Exercise description: What follows is a set of entries. Repeat them exactly, but not their pictures.

Records to process:
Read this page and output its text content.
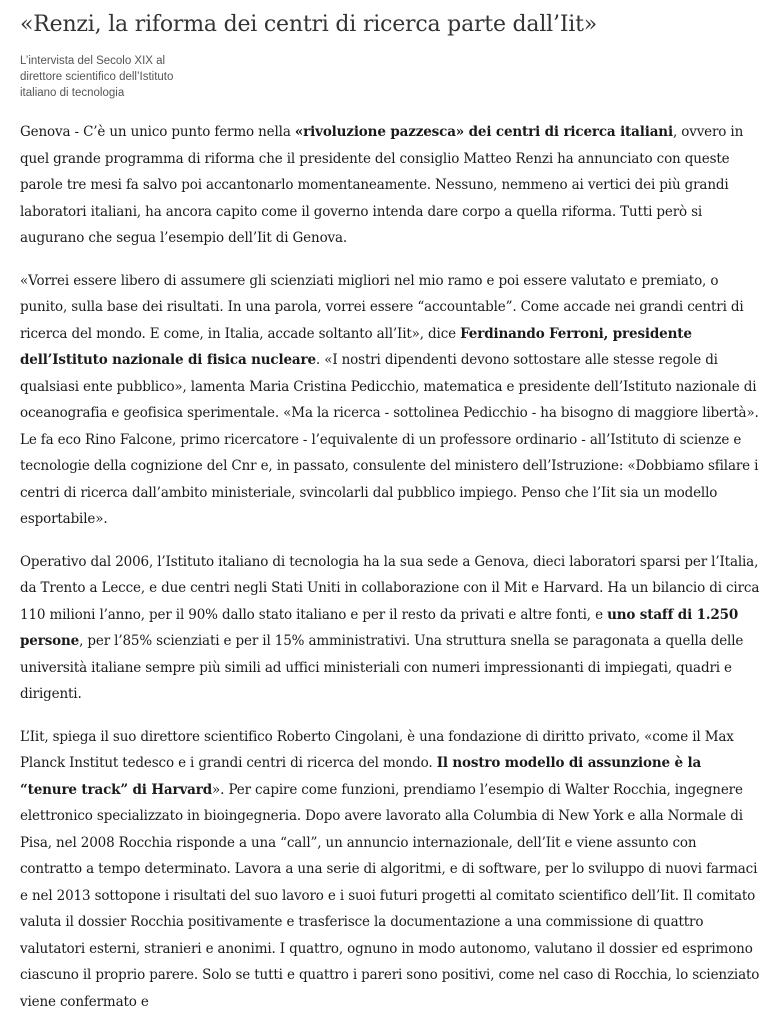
«Renzi, la riforma dei centri di ricerca parte dall’Iit»
L’intervista del Secolo XIX al direttore scientifico dell’Istituto italiano di tecnologia

Genova - C’è un unico punto fermo nella «rivoluzione pazzesca» dei centri di ricerca italiani, ovvero in quel grande programma di riforma che il presidente del consiglio Matteo Renzi ha annunciato con queste parole tre mesi fa salvo poi accantonarlo momentaneamente. Nessuno, nemmeno ai vertici dei più grandi laboratori italiani, ha ancora capito come il governo intenda dare corpo a quella riforma. Tutti però si augurano che segua l’esempio dell’Iit di Genova.

«Vorrei essere libero di assumere gli scienziati migliori nel mio ramo e poi essere valutato e premiato, o punito, sulla base dei risultati. In una parola, vorrei essere “accountable”. Come accade nei grandi centri di ricerca del mondo. E come, in Italia, accade soltanto all’Iit», dice Ferdinando Ferroni, presidente dell’Istituto nazionale di fisica nucleare. «I nostri dipendenti devono sottostare alle stesse regole di qualsiasi ente pubblico», lamenta Maria Cristina Pedicchio, matematica e presidente dell’Istituto nazionale di oceanografia e geofisica sperimentale. «Ma la ricerca - sottolinea Pedicchio - ha bisogno di maggiore libertà». Le fa eco Rino Falcone, primo ricercatore - l’equivalente di un professore ordinario - all’Istituto di scienze e tecnologie della cognizione del Cnr e, in passato, consulente del ministero dell’Istruzione: «Dobbiamo sfilare i centri di ricerca dall’ambito ministeriale, svincolarli dal pubblico impiego. Penso che l’Iit sia un modello esportabile».

Operativo dal 2006, l’Istituto italiano di tecnologia ha la sua sede a Genova, dieci laboratori sparsi per l’Italia, da Trento a Lecce, e due centri negli Stati Uniti in collaborazione con il Mit e Harvard. Ha un bilancio di circa 110 milioni l’anno, per il 90% dallo stato italiano e per il resto da privati e altre fonti, e uno staff di 1.250 persone, per l’85% scienziati e per il 15% amministrativi. Una struttura snella se paragonata a quella delle università italiane sempre più simili ad uffici ministeriali con numeri impressionanti di impiegati, quadri e dirigenti.

L’Iit, spiega il suo direttore scientifico Roberto Cingolani, è una fondazione di diritto privato, «come il Max Planck Institut tedesco e i grandi centri di ricerca del mondo. Il nostro modello di assunzione è la “tenure track” di Harvard». Per capire come funzioni, prendiamo l’esempio di Walter Rocchia, ingegnere elettronico specializzato in bioingegneria. Dopo avere lavorato alla Columbia di New York e alla Normale di Pisa, nel 2008 Rocchia risponde a una “call”, un annuncio internazionale, dell’Iit e viene assunto con contratto a tempo determinato. Lavora a una serie di algoritmi, e di software, per lo sviluppo di nuovi farmaci e nel 2013 sottopone i risultati del suo lavoro e i suoi futuri progetti al comitato scientifico dell’Iit. Il comitato valuta il dossier Rocchia positivamente e trasferisce la documentazione a una commissione di quattro valutatori esterni, stranieri e anonimi. I quattro, ognuno in modo autonomo, valutano il dossier ed esprimono ciascuno il proprio parere. Solo se tutti e quattro i pareri sono positivi, come nel caso di Rocchia, lo scienziato viene confermato e
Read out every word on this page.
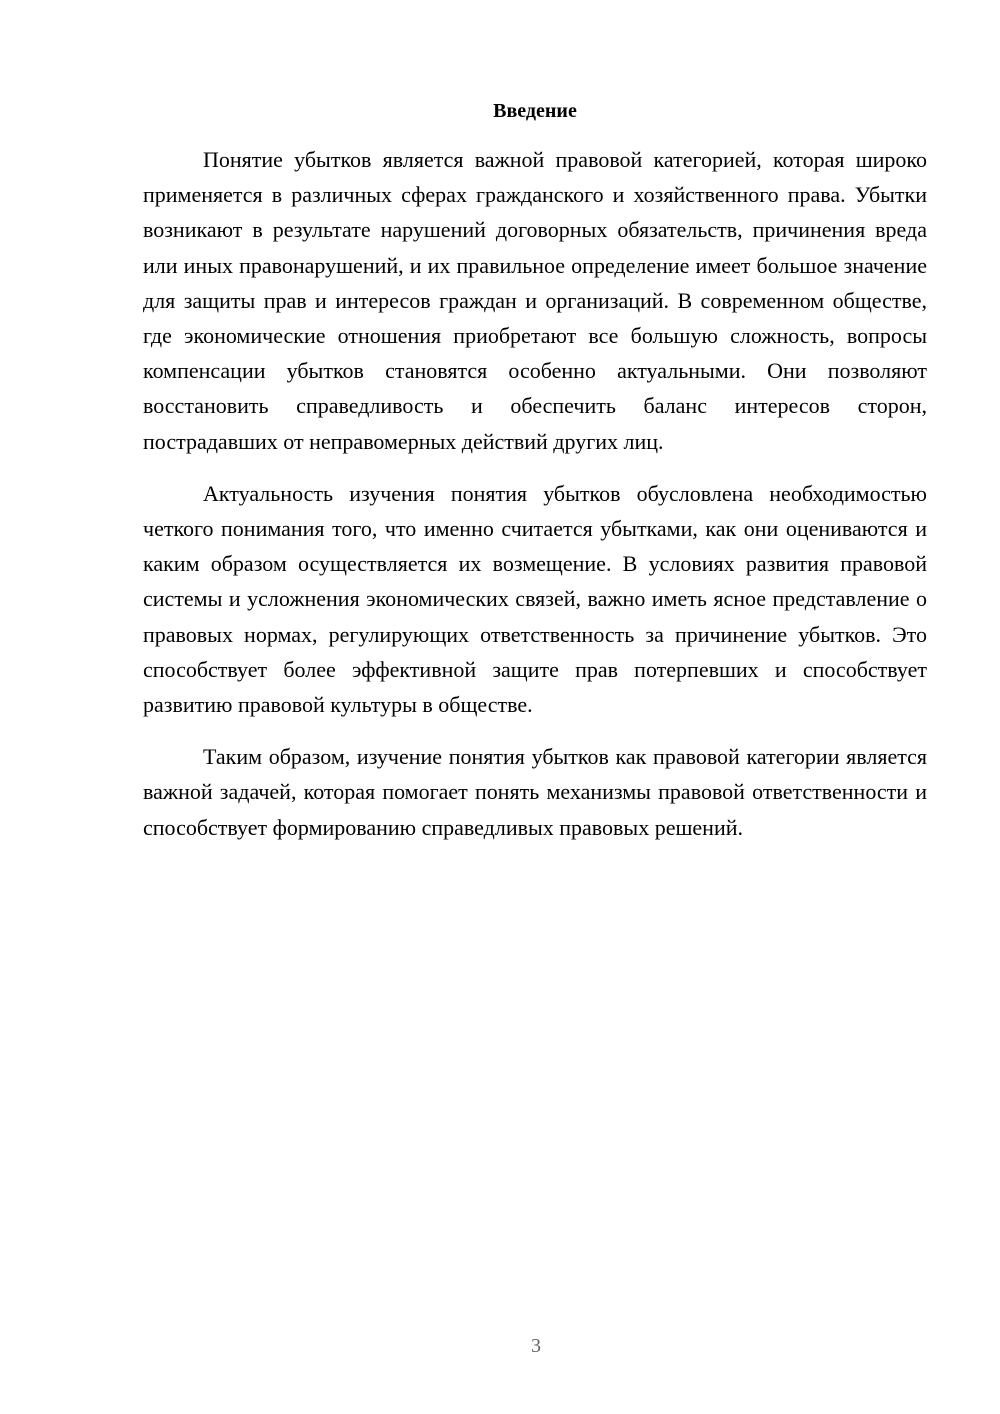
Введение

Понятие убытков является важной правовой категорией, которая широко применяется в различных сферах гражданского и хозяйственного права. Убытки возникают в результате нарушений договорных обязательств, причинения вреда или иных правонарушений, и их правильное определение имеет большое значение для защиты прав и интересов граждан и организаций. В современном обществе, где экономические отношения приобретают все большую сложность, вопросы компенсации убытков становятся особенно актуальными. Они позволяют восстановить справедливость и обеспечить баланс интересов сторон, пострадавших от неправомерных действий других лиц.

Актуальность изучения понятия убытков обусловлена необходимостью четкого понимания того, что именно считается убытками, как они оцениваются и каким образом осуществляется их возмещение. В условиях развития правовой системы и усложнения экономических связей, важно иметь ясное представление о правовых нормах, регулирующих ответственность за причинение убытков. Это способствует более эффективной защите прав потерпевших и способствует развитию правовой культуры в обществе.

Таким образом, изучение понятия убытков как правовой категории является важной задачей, которая помогает понять механизмы правовой ответственности и способствует формированию справедливых правовых решений.

3
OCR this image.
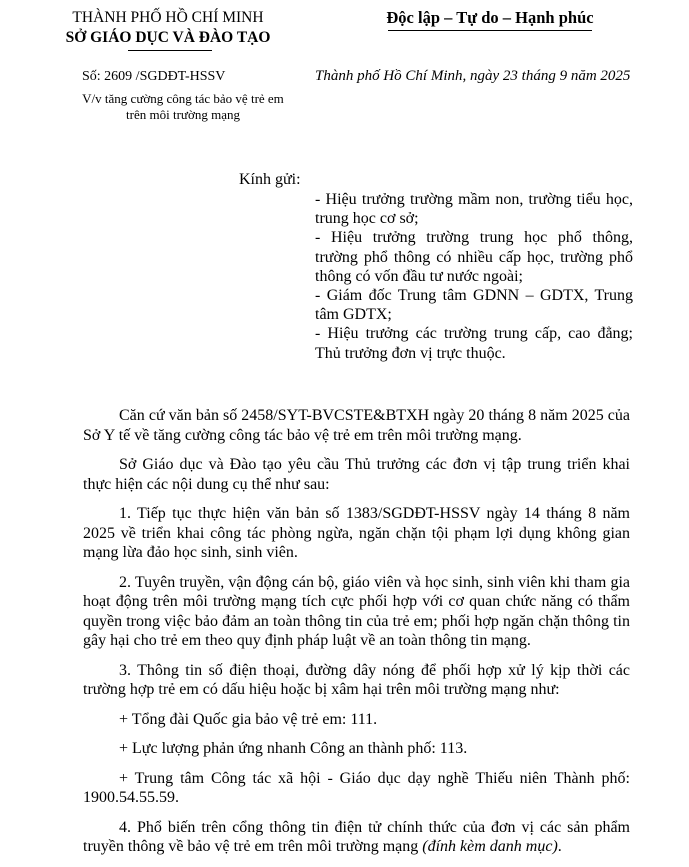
THÀNH PHỐ HỒ CHÍ MINH
SỞ GIÁO DỤC VÀ ĐÀO TẠO
Độc lập – Tự do – Hạnh phúc
Số: 2609 /SGDĐT-HSSV	Thành phố Hồ Chí Minh, ngày 23 tháng 9 năm 2025
V/v tăng cường công tác bảo vệ trẻ em
trên môi trường mạng
Kính gửi:
- Hiệu trưởng trường mầm non, trường tiểu học, trung học cơ sở;
- Hiệu trưởng trường trung học phổ thông, trường phổ thông có nhiều cấp học, trường phổ thông có vốn đầu tư nước ngoài;
- Giám đốc Trung tâm GDNN – GDTX, Trung tâm GDTX;
- Hiệu trưởng các trường trung cấp, cao đẳng; Thủ trưởng đơn vị trực thuộc.

Căn cứ văn bản số 2458/SYT-BVCSTE&BTXH ngày 20 tháng 8 năm 2025 của Sở Y tế về tăng cường công tác bảo vệ trẻ em trên môi trường mạng.

Sở Giáo dục và Đào tạo yêu cầu Thủ trưởng các đơn vị tập trung triển khai thực hiện các nội dung cụ thể như sau:

1. Tiếp tục thực hiện văn bản số 1383/SGDĐT-HSSV ngày 14 tháng 8 năm 2025 về triển khai công tác phòng ngừa, ngăn chặn tội phạm lợi dụng không gian mạng lừa đảo học sinh, sinh viên.

2. Tuyên truyền, vận động cán bộ, giáo viên và học sinh, sinh viên khi tham gia hoạt động trên môi trường mạng tích cực phối hợp với cơ quan chức năng có thẩm quyền trong việc bảo đảm an toàn thông tin của trẻ em; phối hợp ngăn chặn thông tin gây hại cho trẻ em theo quy định pháp luật về an toàn thông tin mạng.

3. Thông tin số điện thoại, đường dây nóng để phối hợp xử lý kịp thời các trường hợp trẻ em có dấu hiệu hoặc bị xâm hại trên môi trường mạng như:

+ Tổng đài Quốc gia bảo vệ trẻ em: 111.

+ Lực lượng phản ứng nhanh Công an thành phố: 113.

+ Trung tâm Công tác xã hội - Giáo dục dạy nghề Thiếu niên Thành phố: 1900.54.55.59.

4. Phổ biến trên cổng thông tin điện tử chính thức của đơn vị các sản phẩm truyền thông về bảo vệ trẻ em trên môi trường mạng (đính kèm danh mục).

Solution to this task:
Read this page and output its text content.
«Renzi, la riforma dei centri di ricerca parte dall’Iit»
L’intervista del Secolo XIX al direttore scientifico dell’Istituto italiano di tecnologia

Genova - C’è un unico punto fermo nella «rivoluzione pazzesca» dei centri di ricerca italiani, ovvero in quel grande programma di riforma che il presidente del consiglio Matteo Renzi ha annunciato con queste parole tre mesi fa salvo poi accantonarlo momentaneamente. Nessuno, nemmeno ai vertici dei più grandi laboratori italiani, ha ancora capito come il governo intenda dare corpo a quella riforma. Tutti però si augurano che segua l’esempio dell’Iit di Genova.

«Vorrei essere libero di assumere gli scienziati migliori nel mio ramo e poi essere valutato e premiato, o punito, sulla base dei risultati. In una parola, vorrei essere “accountable”. Come accade nei grandi centri di ricerca del mondo. E come, in Italia, accade soltanto all’Iit», dice Ferdinando Ferroni, presidente dell’Istituto nazionale di fisica nucleare. «I nostri dipendenti devono sottostare alle stesse regole di qualsiasi ente pubblico», lamenta Maria Cristina Pedicchio, matematica e presidente dell’Istituto nazionale di oceanografia e geofisica sperimentale. «Ma la ricerca - sottolinea Pedicchio - ha bisogno di maggiore libertà». Le fa eco Rino Falcone, primo ricercatore - l’equivalente di un professore ordinario - all’Istituto di scienze e tecnologie della cognizione del Cnr e, in passato, consulente del ministero dell’Istruzione: «Dobbiamo sfilare i centri di ricerca dall’ambito ministeriale, svincolarli dal pubblico impiego. Penso che l’Iit sia un modello esportabile».

Operativo dal 2006, l’Istituto italiano di tecnologia ha la sua sede a Genova, dieci laboratori sparsi per l’Italia, da Trento a Lecce, e due centri negli Stati Uniti in collaborazione con il Mit e Harvard. Ha un bilancio di circa 110 milioni l’anno, per il 90% dallo stato italiano e per il resto da privati e altre fonti, e uno staff di 1.250 persone, per l’85% scienziati e per il 15% amministrativi. Una struttura snella se paragonata a quella delle università italiane sempre più simili ad uffici ministeriali con numeri impressionanti di impiegati, quadri e dirigenti.

L’Iit, spiega il suo direttore scientifico Roberto Cingolani, è una fondazione di diritto privato, «come il Max Planck Institut tedesco e i grandi centri di ricerca del mondo. Il nostro modello di assunzione è la “tenure track” di Harvard». Per capire come funzioni, prendiamo l’esempio di Walter Rocchia, ingegnere elettronico specializzato in bioingegneria. Dopo avere lavorato alla Columbia di New York e alla Normale di Pisa, nel 2008 Rocchia risponde a una “call”, un annuncio internazionale, dell’Iit e viene assunto con contratto a tempo determinato. Lavora a una serie di algoritmi, e di software, per lo sviluppo di nuovi farmaci e nel 2013 sottopone i risultati del suo lavoro e i suoi futuri progetti al comitato scientifico dell’Iit. Il comitato valuta il dossier Rocchia positivamente e trasferisce la documentazione a una commissione di quattro valutatori esterni, stranieri e anonimi. I quattro, ognuno in modo autonomo, valutano il dossier ed esprimono ciascuno il proprio parere. Solo se tutti e quattro i pareri sono positivi, come nel caso di Rocchia, lo scienziato viene confermato e
Read out every word on this page.
Введение

Понятие убытков является важной правовой категорией, которая широко применяется в различных сферах гражданского и хозяйственного права. Убытки возникают в результате нарушений договорных обязательств, причинения вреда или иных правонарушений, и их правильное определение имеет большое значение для защиты прав и интересов граждан и организаций. В современном обществе, где экономические отношения приобретают все большую сложность, вопросы компенсации убытков становятся особенно актуальными. Они позволяют восстановить справедливость и обеспечить баланс интересов сторон, пострадавших от неправомерных действий других лиц.

Актуальность изучения понятия убытков обусловлена необходимостью четкого понимания того, что именно считается убытками, как они оцениваются и каким образом осуществляется их возмещение. В условиях развития правовой системы и усложнения экономических связей, важно иметь ясное представление о правовых нормах, регулирующих ответственность за причинение убытков. Это способствует более эффективной защите прав потерпевших и способствует развитию правовой культуры в обществе.

Таким образом, изучение понятия убытков как правовой категории является важной задачей, которая помогает понять механизмы правовой ответственности и способствует формированию справедливых правовых решений.

3
OCR this image.
THÀNH PHỐ HỒ CHÍ MINH
SỞ GIÁO DỤC VÀ ĐÀO TẠO
Độc lập – Tự do – Hạnh phúc
Số: 2609 /SGDĐT-HSSV	Thành phố Hồ Chí Minh, ngày 23 tháng 9 năm 2025
V/v tăng cường công tác bảo vệ trẻ em
trên môi trường mạng
Kính gửi:
- Hiệu trưởng trường mầm non, trường tiểu học, trung học cơ sở;
- Hiệu trưởng trường trung học phổ thông, trường phổ thông có nhiều cấp học, trường phổ thông có vốn đầu tư nước ngoài;
- Giám đốc Trung tâm GDNN – GDTX, Trung tâm GDTX;
- Hiệu trưởng các trường trung cấp, cao đẳng; Thủ trưởng đơn vị trực thuộc.

Căn cứ văn bản số 2458/SYT-BVCSTE&BTXH ngày 20 tháng 8 năm 2025 của Sở Y tế về tăng cường công tác bảo vệ trẻ em trên môi trường mạng.

Sở Giáo dục và Đào tạo yêu cầu Thủ trưởng các đơn vị tập trung triển khai thực hiện các nội dung cụ thể như sau:

1. Tiếp tục thực hiện văn bản số 1383/SGDĐT-HSSV ngày 14 tháng 8 năm 2025 về triển khai công tác phòng ngừa, ngăn chặn tội phạm lợi dụng không gian mạng lừa đảo học sinh, sinh viên.

2. Tuyên truyền, vận động cán bộ, giáo viên và học sinh, sinh viên khi tham gia hoạt động trên môi trường mạng tích cực phối hợp với cơ quan chức năng có thẩm quyền trong việc bảo đảm an toàn thông tin của trẻ em; phối hợp ngăn chặn thông tin gây hại cho trẻ em theo quy định pháp luật về an toàn thông tin mạng.

3. Thông tin số điện thoại, đường dây nóng để phối hợp xử lý kịp thời các trường hợp trẻ em có dấu hiệu hoặc bị xâm hại trên môi trường mạng như:

+ Tổng đài Quốc gia bảo vệ trẻ em: 111.

+ Lực lượng phản ứng nhanh Công an thành phố: 113.

+ Trung tâm Công tác xã hội - Giáo dục dạy nghề Thiếu niên Thành phố: 1900.54.55.59.

4. Phổ biến trên cổng thông tin điện tử chính thức của đơn vị các sản phẩm truyền thông về bảo vệ trẻ em trên môi trường mạng (đính kèm danh mục).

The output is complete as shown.